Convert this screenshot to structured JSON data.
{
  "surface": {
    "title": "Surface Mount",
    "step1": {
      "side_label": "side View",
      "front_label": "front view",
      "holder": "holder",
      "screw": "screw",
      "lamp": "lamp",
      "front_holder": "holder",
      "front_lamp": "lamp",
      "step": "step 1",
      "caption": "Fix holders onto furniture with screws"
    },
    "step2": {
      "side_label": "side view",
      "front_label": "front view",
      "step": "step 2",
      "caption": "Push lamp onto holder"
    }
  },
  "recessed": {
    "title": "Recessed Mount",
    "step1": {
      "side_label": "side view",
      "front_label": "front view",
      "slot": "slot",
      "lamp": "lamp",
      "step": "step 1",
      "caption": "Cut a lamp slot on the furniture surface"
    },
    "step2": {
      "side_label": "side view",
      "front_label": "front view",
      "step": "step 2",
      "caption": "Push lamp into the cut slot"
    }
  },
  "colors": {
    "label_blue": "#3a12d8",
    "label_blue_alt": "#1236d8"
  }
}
• • • •
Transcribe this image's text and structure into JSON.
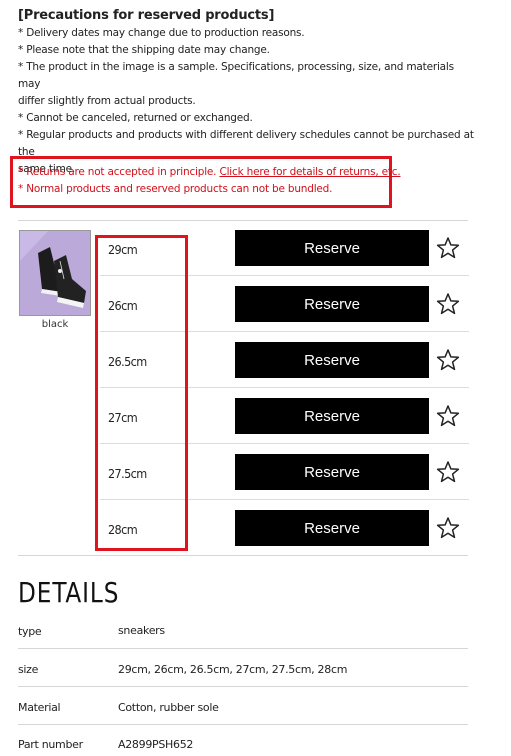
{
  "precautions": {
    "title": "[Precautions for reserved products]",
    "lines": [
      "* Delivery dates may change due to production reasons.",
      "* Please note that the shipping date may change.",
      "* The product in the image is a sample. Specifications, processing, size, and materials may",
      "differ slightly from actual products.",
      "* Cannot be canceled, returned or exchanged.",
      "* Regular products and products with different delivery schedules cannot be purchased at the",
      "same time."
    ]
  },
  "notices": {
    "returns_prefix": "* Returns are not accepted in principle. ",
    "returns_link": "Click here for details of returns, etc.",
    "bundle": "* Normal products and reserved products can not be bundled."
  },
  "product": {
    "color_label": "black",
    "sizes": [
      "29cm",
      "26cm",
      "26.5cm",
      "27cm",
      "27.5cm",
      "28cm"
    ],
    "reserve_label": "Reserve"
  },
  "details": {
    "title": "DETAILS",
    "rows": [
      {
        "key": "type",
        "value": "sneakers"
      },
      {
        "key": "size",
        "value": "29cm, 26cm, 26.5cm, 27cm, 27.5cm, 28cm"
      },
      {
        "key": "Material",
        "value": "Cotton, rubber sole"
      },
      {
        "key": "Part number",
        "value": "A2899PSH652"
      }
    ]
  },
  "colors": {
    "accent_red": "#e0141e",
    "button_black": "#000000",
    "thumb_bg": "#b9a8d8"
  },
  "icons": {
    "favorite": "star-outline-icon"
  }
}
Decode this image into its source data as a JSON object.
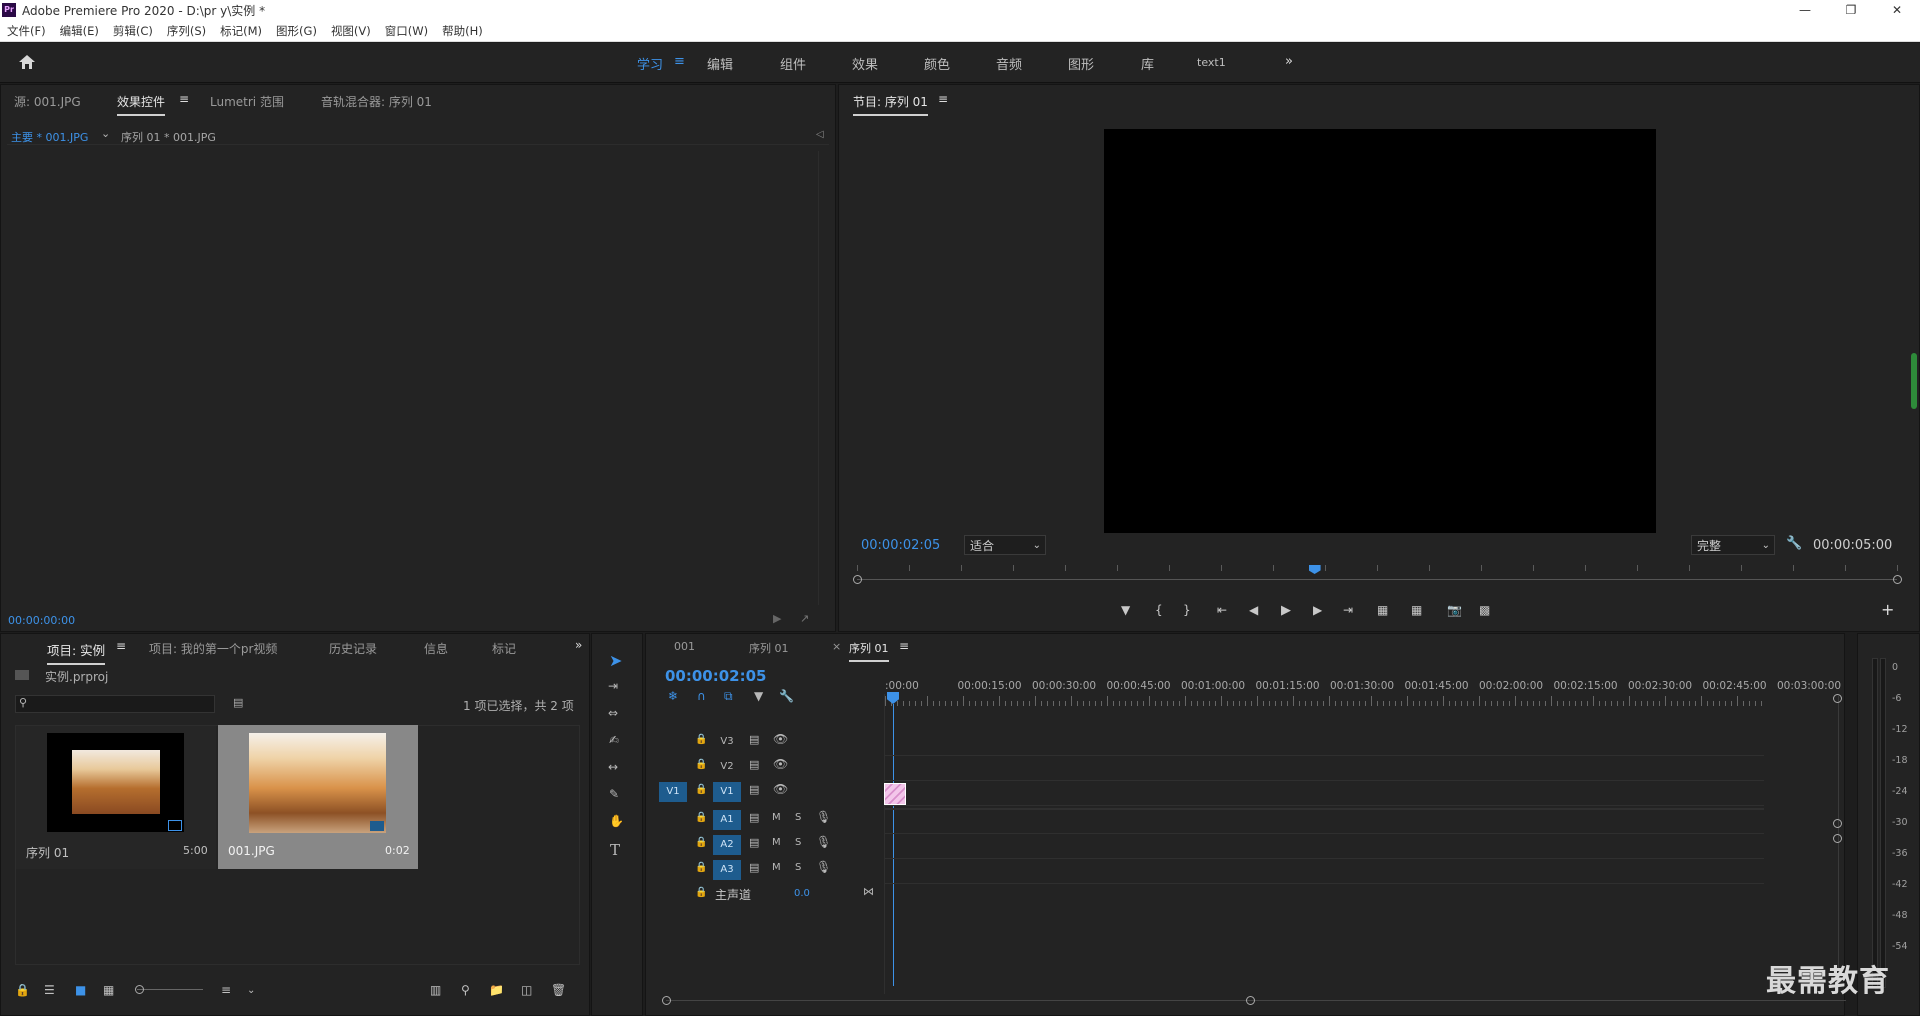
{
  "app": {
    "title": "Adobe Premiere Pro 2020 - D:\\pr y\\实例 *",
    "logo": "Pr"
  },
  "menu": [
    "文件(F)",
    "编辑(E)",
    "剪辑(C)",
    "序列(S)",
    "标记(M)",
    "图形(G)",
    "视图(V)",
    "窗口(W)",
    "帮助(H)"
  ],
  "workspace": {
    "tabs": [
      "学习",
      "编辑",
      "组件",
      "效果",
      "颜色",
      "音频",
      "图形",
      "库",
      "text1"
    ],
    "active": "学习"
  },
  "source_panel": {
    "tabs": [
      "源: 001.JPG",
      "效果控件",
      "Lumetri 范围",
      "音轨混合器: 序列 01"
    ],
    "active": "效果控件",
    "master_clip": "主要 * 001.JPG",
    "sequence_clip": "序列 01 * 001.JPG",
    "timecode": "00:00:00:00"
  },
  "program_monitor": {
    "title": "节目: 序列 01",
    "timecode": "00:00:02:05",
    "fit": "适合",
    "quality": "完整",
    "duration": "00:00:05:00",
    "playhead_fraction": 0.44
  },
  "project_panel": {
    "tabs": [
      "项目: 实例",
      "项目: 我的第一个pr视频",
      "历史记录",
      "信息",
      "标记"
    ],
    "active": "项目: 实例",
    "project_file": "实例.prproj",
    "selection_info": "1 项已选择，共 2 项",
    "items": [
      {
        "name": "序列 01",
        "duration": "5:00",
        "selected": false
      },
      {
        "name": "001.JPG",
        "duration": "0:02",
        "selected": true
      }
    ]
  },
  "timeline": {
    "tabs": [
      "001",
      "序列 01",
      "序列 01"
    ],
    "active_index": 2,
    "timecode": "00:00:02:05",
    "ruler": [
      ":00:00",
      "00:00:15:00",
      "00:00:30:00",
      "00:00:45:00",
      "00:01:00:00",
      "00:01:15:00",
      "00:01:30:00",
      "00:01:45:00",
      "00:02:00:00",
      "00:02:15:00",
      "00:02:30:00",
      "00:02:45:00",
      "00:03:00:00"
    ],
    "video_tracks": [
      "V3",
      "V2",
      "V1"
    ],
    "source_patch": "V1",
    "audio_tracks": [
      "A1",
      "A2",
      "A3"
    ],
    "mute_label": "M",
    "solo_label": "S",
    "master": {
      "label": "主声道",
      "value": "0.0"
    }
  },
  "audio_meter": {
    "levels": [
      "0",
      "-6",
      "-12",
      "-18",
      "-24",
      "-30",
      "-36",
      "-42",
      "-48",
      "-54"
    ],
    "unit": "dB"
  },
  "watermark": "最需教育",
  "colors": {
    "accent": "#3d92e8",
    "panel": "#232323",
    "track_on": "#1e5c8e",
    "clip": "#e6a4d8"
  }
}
• • • •
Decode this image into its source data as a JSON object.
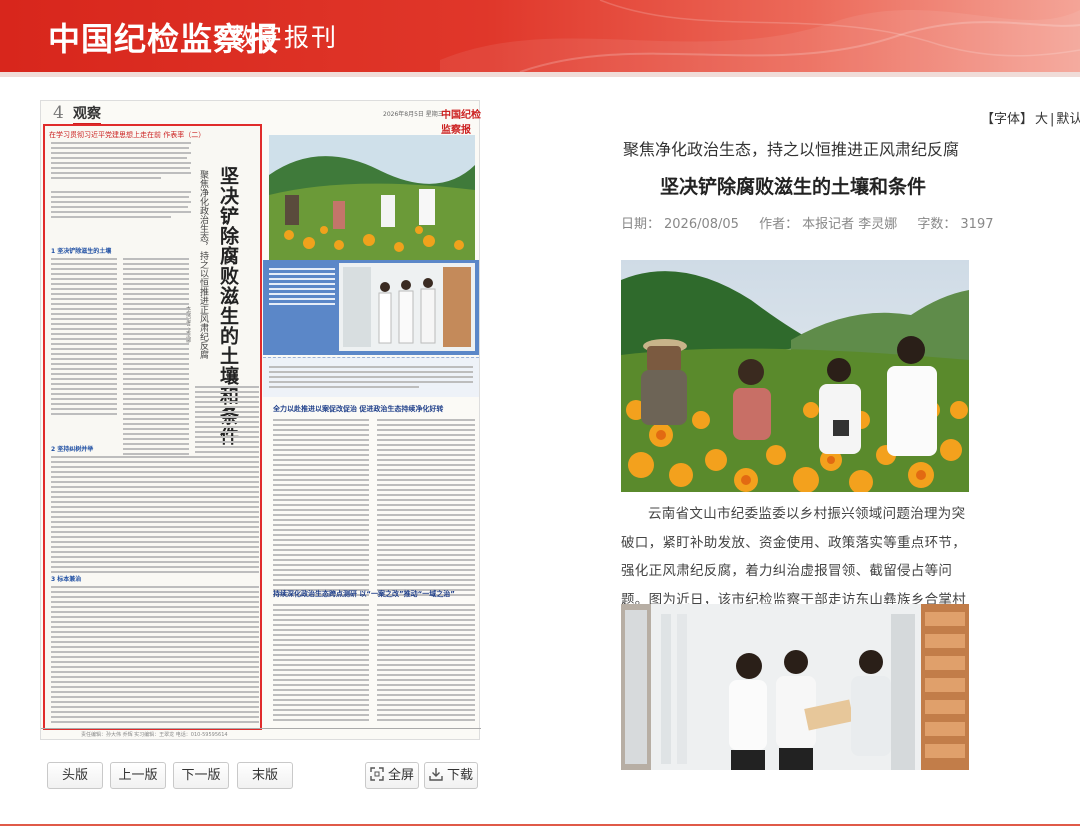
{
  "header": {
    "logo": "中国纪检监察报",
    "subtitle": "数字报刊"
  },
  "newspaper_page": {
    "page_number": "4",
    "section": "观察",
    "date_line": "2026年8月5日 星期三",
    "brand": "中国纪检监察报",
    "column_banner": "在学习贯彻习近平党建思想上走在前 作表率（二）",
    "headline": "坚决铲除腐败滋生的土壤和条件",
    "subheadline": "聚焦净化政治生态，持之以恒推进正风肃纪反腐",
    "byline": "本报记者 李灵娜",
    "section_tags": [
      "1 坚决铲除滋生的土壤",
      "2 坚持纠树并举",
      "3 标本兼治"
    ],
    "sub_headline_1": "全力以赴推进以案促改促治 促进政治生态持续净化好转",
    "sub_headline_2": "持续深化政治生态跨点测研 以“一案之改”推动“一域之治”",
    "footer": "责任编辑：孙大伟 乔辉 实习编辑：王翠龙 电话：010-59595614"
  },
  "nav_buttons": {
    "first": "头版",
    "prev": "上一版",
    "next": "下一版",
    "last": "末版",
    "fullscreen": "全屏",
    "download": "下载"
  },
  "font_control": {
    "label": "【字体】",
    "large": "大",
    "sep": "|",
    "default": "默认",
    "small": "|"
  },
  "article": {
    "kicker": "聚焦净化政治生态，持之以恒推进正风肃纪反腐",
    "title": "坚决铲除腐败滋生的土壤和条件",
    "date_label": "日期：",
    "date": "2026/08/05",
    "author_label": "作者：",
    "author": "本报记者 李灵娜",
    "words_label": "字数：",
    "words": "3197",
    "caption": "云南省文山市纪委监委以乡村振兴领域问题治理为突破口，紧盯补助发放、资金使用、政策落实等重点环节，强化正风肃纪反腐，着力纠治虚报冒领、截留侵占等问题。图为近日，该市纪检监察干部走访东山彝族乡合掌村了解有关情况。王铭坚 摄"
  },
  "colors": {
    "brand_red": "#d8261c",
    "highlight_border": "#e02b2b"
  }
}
• • • •
Count the lines of the data that contain the string "furniture", and reply with that number alone.

Answer to this task:
2